## Direction
Repeat each record below exactly as given.

Figure collection entries:
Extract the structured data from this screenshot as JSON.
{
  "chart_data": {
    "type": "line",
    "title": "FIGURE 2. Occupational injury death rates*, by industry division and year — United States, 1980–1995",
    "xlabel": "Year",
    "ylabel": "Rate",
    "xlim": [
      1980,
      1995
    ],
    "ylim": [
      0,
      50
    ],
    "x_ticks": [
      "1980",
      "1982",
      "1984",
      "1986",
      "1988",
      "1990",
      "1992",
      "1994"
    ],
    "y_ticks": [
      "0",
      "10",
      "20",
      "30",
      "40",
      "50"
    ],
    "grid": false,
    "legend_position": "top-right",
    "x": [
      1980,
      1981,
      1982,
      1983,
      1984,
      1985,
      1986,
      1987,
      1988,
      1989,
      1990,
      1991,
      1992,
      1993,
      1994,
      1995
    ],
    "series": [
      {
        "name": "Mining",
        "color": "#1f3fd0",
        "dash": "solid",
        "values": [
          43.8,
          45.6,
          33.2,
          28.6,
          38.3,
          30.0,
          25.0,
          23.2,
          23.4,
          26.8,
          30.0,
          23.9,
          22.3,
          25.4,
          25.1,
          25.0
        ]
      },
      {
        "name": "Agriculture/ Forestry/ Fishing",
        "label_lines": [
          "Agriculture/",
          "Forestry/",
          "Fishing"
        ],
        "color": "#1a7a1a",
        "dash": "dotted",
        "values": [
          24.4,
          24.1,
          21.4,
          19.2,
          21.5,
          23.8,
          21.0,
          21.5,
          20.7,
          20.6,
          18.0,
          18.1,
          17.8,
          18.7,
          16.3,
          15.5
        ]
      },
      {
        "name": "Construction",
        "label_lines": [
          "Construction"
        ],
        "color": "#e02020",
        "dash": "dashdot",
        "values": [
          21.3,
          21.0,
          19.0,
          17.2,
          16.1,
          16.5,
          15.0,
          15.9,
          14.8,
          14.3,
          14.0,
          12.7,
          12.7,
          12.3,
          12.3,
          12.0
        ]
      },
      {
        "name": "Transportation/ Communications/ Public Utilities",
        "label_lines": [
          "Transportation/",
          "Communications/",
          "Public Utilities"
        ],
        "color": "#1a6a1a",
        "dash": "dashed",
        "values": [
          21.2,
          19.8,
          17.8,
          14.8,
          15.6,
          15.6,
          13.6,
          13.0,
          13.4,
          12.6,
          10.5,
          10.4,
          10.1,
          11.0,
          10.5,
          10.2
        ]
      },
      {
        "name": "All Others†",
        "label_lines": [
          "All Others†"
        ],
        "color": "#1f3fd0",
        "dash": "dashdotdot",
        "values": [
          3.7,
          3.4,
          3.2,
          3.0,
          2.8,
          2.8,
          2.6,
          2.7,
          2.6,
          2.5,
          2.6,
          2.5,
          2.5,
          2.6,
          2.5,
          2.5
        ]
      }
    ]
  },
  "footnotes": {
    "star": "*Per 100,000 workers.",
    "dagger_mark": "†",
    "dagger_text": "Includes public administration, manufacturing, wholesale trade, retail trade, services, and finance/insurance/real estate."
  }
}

## Full answer
Extract the structured data from this screenshot as JSON.
{
  "chart_data": {
    "type": "line",
    "title": "FIGURE 2. Occupational injury death rates*, by industry division and year — United States, 1980–1995",
    "xlabel": "Year",
    "ylabel": "Rate",
    "xlim": [
      1980,
      1995
    ],
    "ylim": [
      0,
      50
    ],
    "x_ticks": [
      "1980",
      "1982",
      "1984",
      "1986",
      "1988",
      "1990",
      "1992",
      "1994"
    ],
    "y_ticks": [
      "0",
      "10",
      "20",
      "30",
      "40",
      "50"
    ],
    "grid": false,
    "legend_position": "top-right",
    "x": [
      1980,
      1981,
      1982,
      1983,
      1984,
      1985,
      1986,
      1987,
      1988,
      1989,
      1990,
      1991,
      1992,
      1993,
      1994,
      1995
    ],
    "series": [
      {
        "name": "Mining",
        "color": "#1f3fd0",
        "dash": "solid",
        "values": [
          43.8,
          45.6,
          33.2,
          28.6,
          38.3,
          30.0,
          25.0,
          23.2,
          23.4,
          26.8,
          30.0,
          23.9,
          22.3,
          25.4,
          25.1,
          25.0
        ]
      },
      {
        "name": "Agriculture/ Forestry/ Fishing",
        "label_lines": [
          "Agriculture/",
          "Forestry/",
          "Fishing"
        ],
        "color": "#1a7a1a",
        "dash": "dotted",
        "values": [
          24.4,
          24.1,
          21.4,
          19.2,
          21.5,
          23.8,
          21.0,
          21.5,
          20.7,
          20.6,
          18.0,
          18.1,
          17.8,
          18.7,
          16.3,
          15.5
        ]
      },
      {
        "name": "Construction",
        "label_lines": [
          "Construction"
        ],
        "color": "#e02020",
        "dash": "dashdot",
        "values": [
          21.3,
          21.0,
          19.0,
          17.2,
          16.1,
          16.5,
          15.0,
          15.9,
          14.8,
          14.3,
          14.0,
          12.7,
          12.7,
          12.3,
          12.3,
          12.0
        ]
      },
      {
        "name": "Transportation/ Communications/ Public Utilities",
        "label_lines": [
          "Transportation/",
          "Communications/",
          "Public Utilities"
        ],
        "color": "#1a6a1a",
        "dash": "dashed",
        "values": [
          21.2,
          19.8,
          17.8,
          14.8,
          15.6,
          15.6,
          13.6,
          13.0,
          13.4,
          12.6,
          10.5,
          10.4,
          10.1,
          11.0,
          10.5,
          10.2
        ]
      },
      {
        "name": "All Others†",
        "label_lines": [
          "All Others†"
        ],
        "color": "#1f3fd0",
        "dash": "dashdotdot",
        "values": [
          3.7,
          3.4,
          3.2,
          3.0,
          2.8,
          2.8,
          2.6,
          2.7,
          2.6,
          2.5,
          2.6,
          2.5,
          2.5,
          2.6,
          2.5,
          2.5
        ]
      }
    ]
  },
  "footnotes": {
    "star": "*Per 100,000 workers.",
    "dagger_mark": "†",
    "dagger_text": "Includes public administration, manufacturing, wholesale trade, retail trade, services, and finance/insurance/real estate."
  }
}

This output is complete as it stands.